**GIVEN INSTRUCTION**
Make an exact copy of all the material below, apart from the pictures.

++++ SUPPLIED DATA ++++

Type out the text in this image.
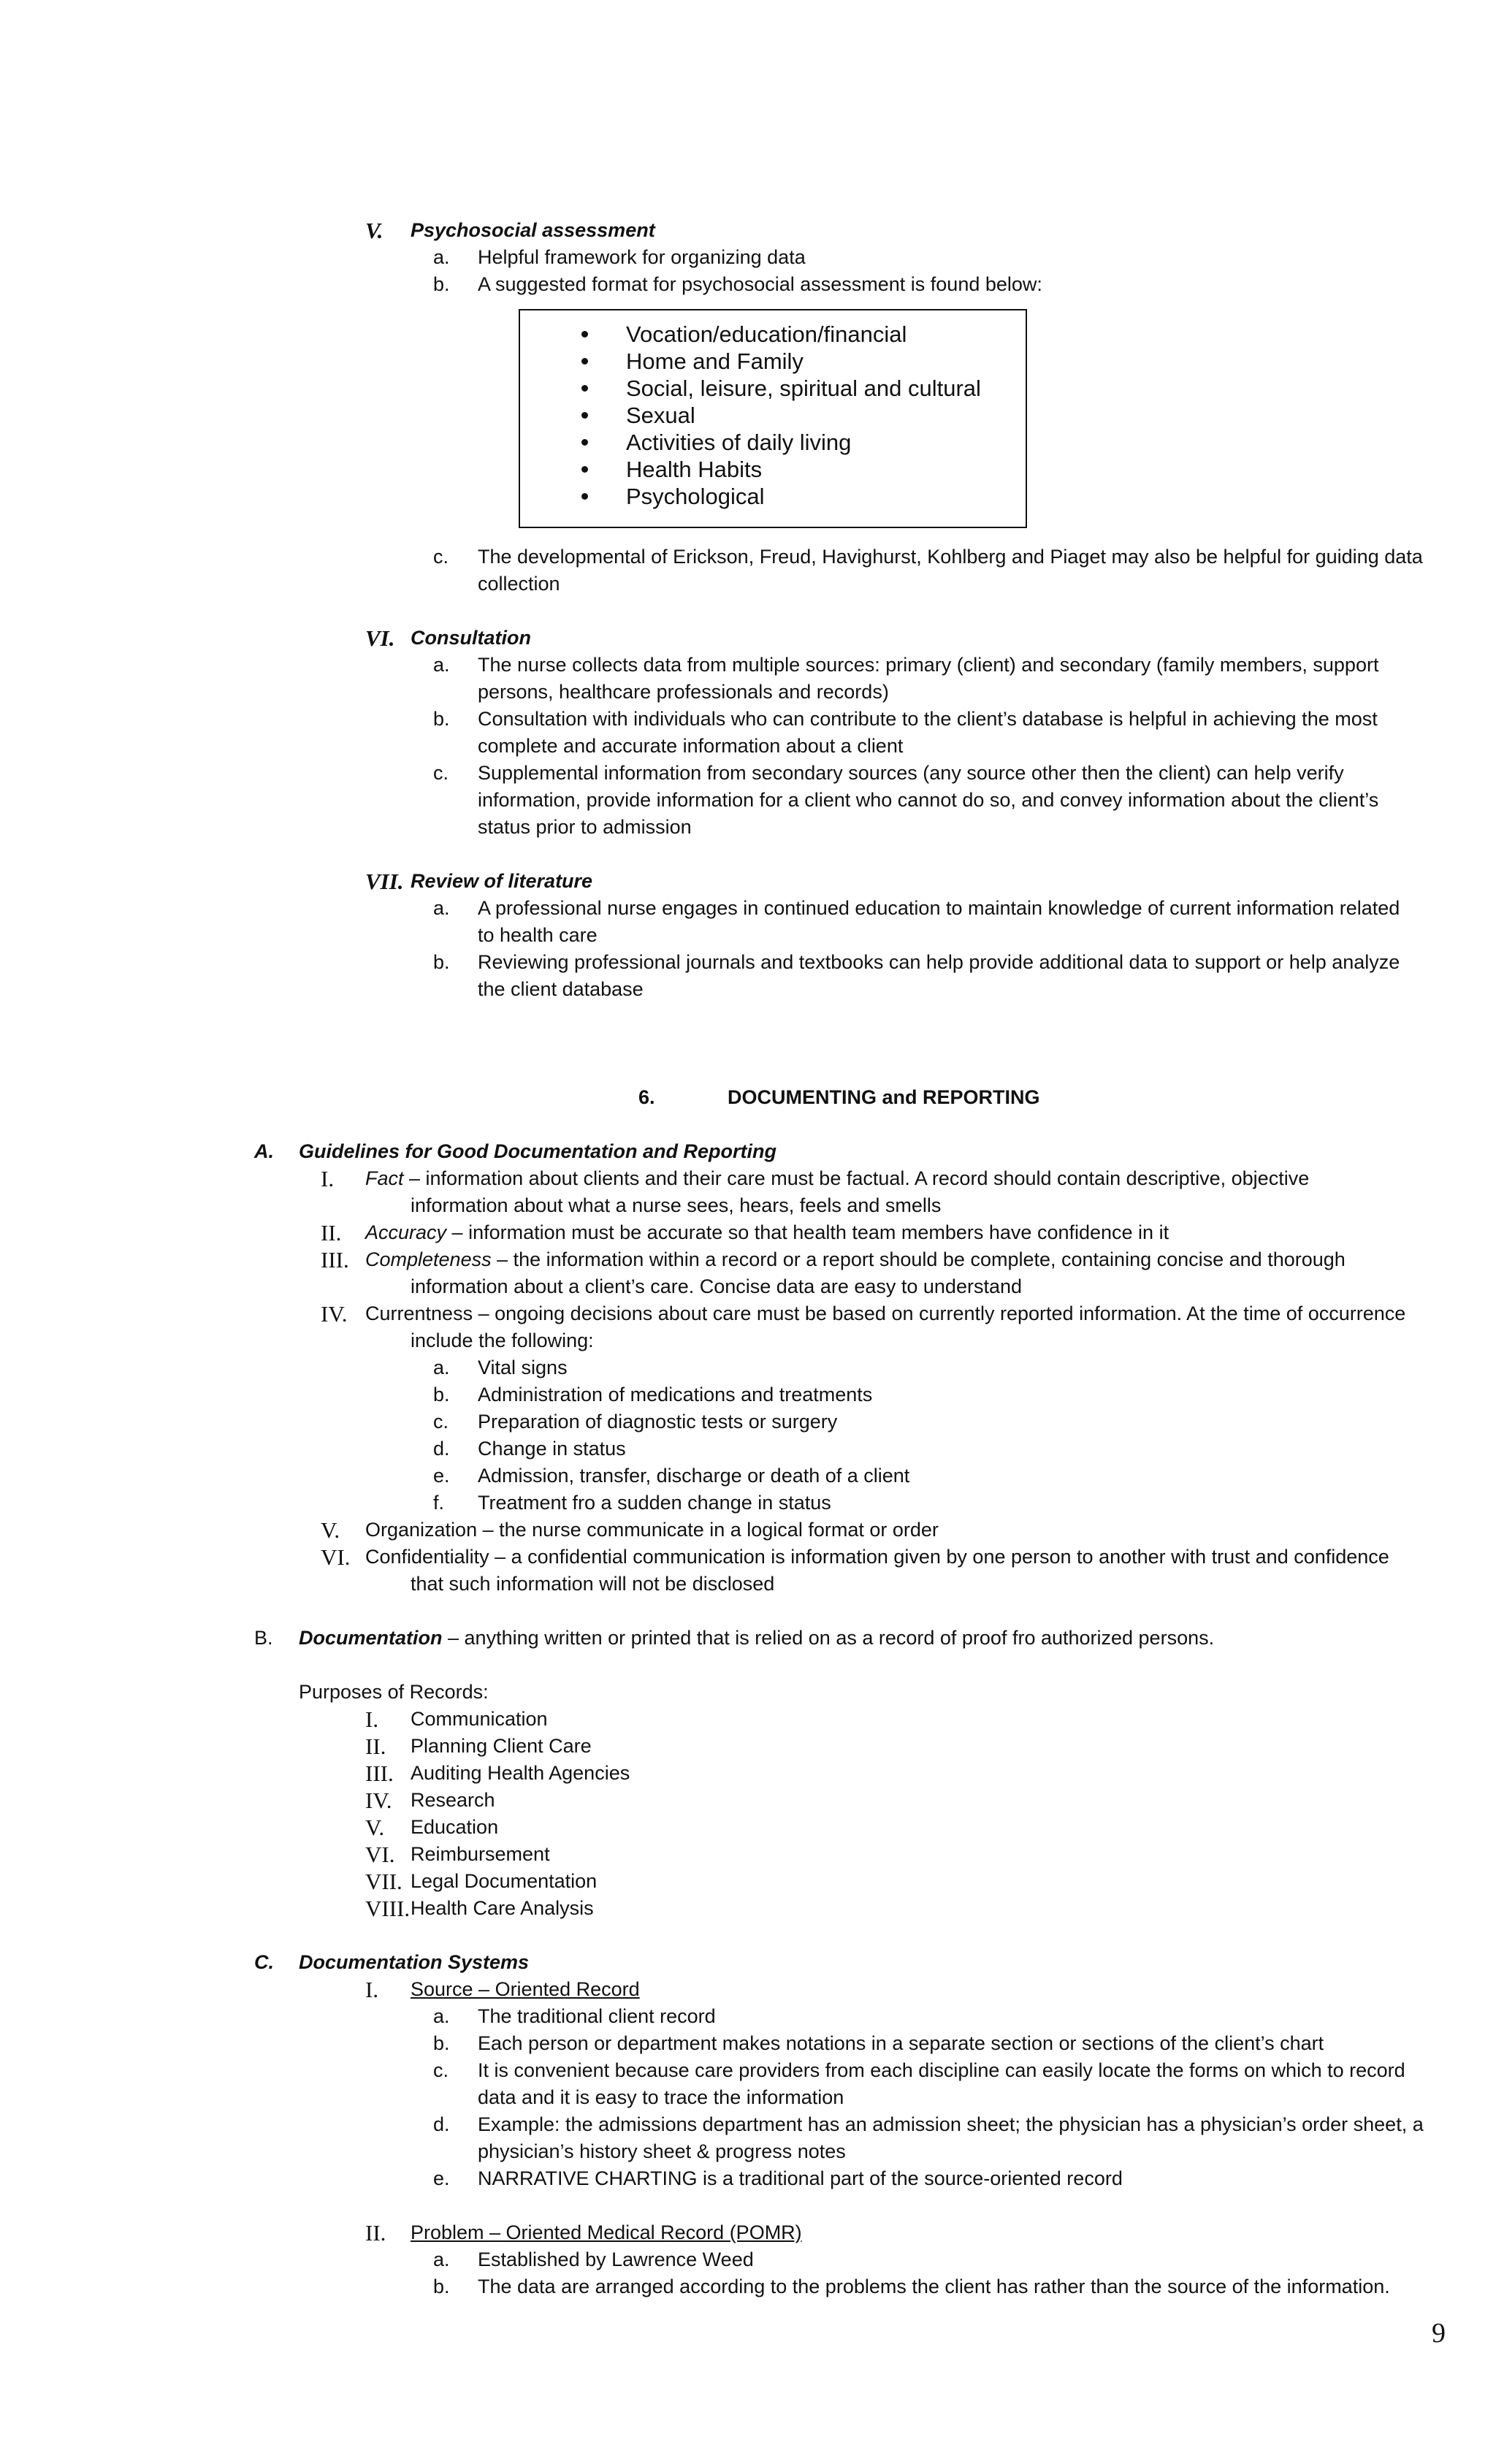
V. Psychosocial assessment
a. Helpful framework for organizing data
b. A suggested format for psychosocial assessment is found below:
Vocation/education/financial
Home and Family
Social, leisure, spiritual and cultural
Sexual
Activities of daily living
Health Habits
Psychological
c. The developmental of Erickson, Freud, Havighurst, Kohlberg and Piaget may also be helpful for guiding data
collection
VI. Consultation
a. The nurse collects data from multiple sources: primary (client) and secondary (family members, support
persons, healthcare professionals and records)
b. Consultation with individuals who can contribute to the client’s database is helpful in achieving the most
complete and accurate information about a client
c. Supplemental information from secondary sources (any source other then the client) can help verify
information, provide information for a client who cannot do so, and convey information about the client’s
status prior to admission
VII. Review of literature
a. A professional nurse engages in continued education to maintain knowledge of current information related
to health care
b. Reviewing professional journals and textbooks can help provide additional data to support or help analyze
the client database
6.	DOCUMENTING and REPORTING
A. Guidelines for Good Documentation and Reporting
I. Fact – information about clients and their care must be factual. A record should contain descriptive, objective
information about what a nurse sees, hears, feels and smells
II. Accuracy – information must be accurate so that health team members have confidence in it
III. Completeness – the information within a record or a report should be complete, containing concise and thorough
information about a client’s care. Concise data are easy to understand
IV. Currentness – ongoing decisions about care must be based on currently reported information. At the time of occurrence
include the following:
a. Vital signs
b. Administration of medications and treatments
c. Preparation of diagnostic tests or surgery
d. Change in status
e. Admission, transfer, discharge or death of a client
f. Treatment fro a sudden change in status
V. Organization – the nurse communicate in a logical format or order
VI. Confidentiality – a confidential communication is information given by one person to another with trust and confidence
that such information will not be disclosed
B. Documentation – anything written or printed that is relied on as a record of proof fro authorized persons.
Purposes of Records:
I. Communication
II. Planning Client Care
III. Auditing Health Agencies
IV. Research
V. Education
VI. Reimbursement
VII. Legal Documentation
VIII. Health Care Analysis
C. Documentation Systems
I. Source – Oriented Record
a. The traditional client record
b. Each person or department makes notations in a separate section or sections of the client’s chart
c. It is convenient because care providers from each discipline can easily locate the forms on which to record
data and it is easy to trace the information
d. Example: the admissions department has an admission sheet; the physician has a physician’s order sheet, a
physician’s history sheet & progress notes
e. NARRATIVE CHARTING is a traditional part of the source-oriented record
II. Problem – Oriented Medical Record (POMR)
a. Established by Lawrence Weed
b. The data are arranged according to the problems the client has rather than the source of the information.
9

++++

**FULL SOLUTION**
Type out the text in this image.
V. Psychosocial assessment
a. Helpful framework for organizing data
b. A suggested format for psychosocial assessment is found below:
Vocation/education/financial
Home and Family
Social, leisure, spiritual and cultural
Sexual
Activities of daily living
Health Habits
Psychological
c. The developmental of Erickson, Freud, Havighurst, Kohlberg and Piaget may also be helpful for guiding data
collection
VI. Consultation
a. The nurse collects data from multiple sources: primary (client) and secondary (family members, support
persons, healthcare professionals and records)
b. Consultation with individuals who can contribute to the client’s database is helpful in achieving the most
complete and accurate information about a client
c. Supplemental information from secondary sources (any source other then the client) can help verify
information, provide information for a client who cannot do so, and convey information about the client’s
status prior to admission
VII. Review of literature
a. A professional nurse engages in continued education to maintain knowledge of current information related
to health care
b. Reviewing professional journals and textbooks can help provide additional data to support or help analyze
the client database
6.	DOCUMENTING and REPORTING
A. Guidelines for Good Documentation and Reporting
I. Fact – information about clients and their care must be factual. A record should contain descriptive, objective
information about what a nurse sees, hears, feels and smells
II. Accuracy – information must be accurate so that health team members have confidence in it
III. Completeness – the information within a record or a report should be complete, containing concise and thorough
information about a client’s care. Concise data are easy to understand
IV. Currentness – ongoing decisions about care must be based on currently reported information. At the time of occurrence
include the following:
a. Vital signs
b. Administration of medications and treatments
c. Preparation of diagnostic tests or surgery
d. Change in status
e. Admission, transfer, discharge or death of a client
f. Treatment fro a sudden change in status
V. Organization – the nurse communicate in a logical format or order
VI. Confidentiality – a confidential communication is information given by one person to another with trust and confidence
that such information will not be disclosed
B. Documentation – anything written or printed that is relied on as a record of proof fro authorized persons.
Purposes of Records:
I. Communication
II. Planning Client Care
III. Auditing Health Agencies
IV. Research
V. Education
VI. Reimbursement
VII. Legal Documentation
VIII. Health Care Analysis
C. Documentation Systems
I. Source – Oriented Record
a. The traditional client record
b. Each person or department makes notations in a separate section or sections of the client’s chart
c. It is convenient because care providers from each discipline can easily locate the forms on which to record
data and it is easy to trace the information
d. Example: the admissions department has an admission sheet; the physician has a physician’s order sheet, a
physician’s history sheet & progress notes
e. NARRATIVE CHARTING is a traditional part of the source-oriented record
II. Problem – Oriented Medical Record (POMR)
a. Established by Lawrence Weed
b. The data are arranged according to the problems the client has rather than the source of the information.
9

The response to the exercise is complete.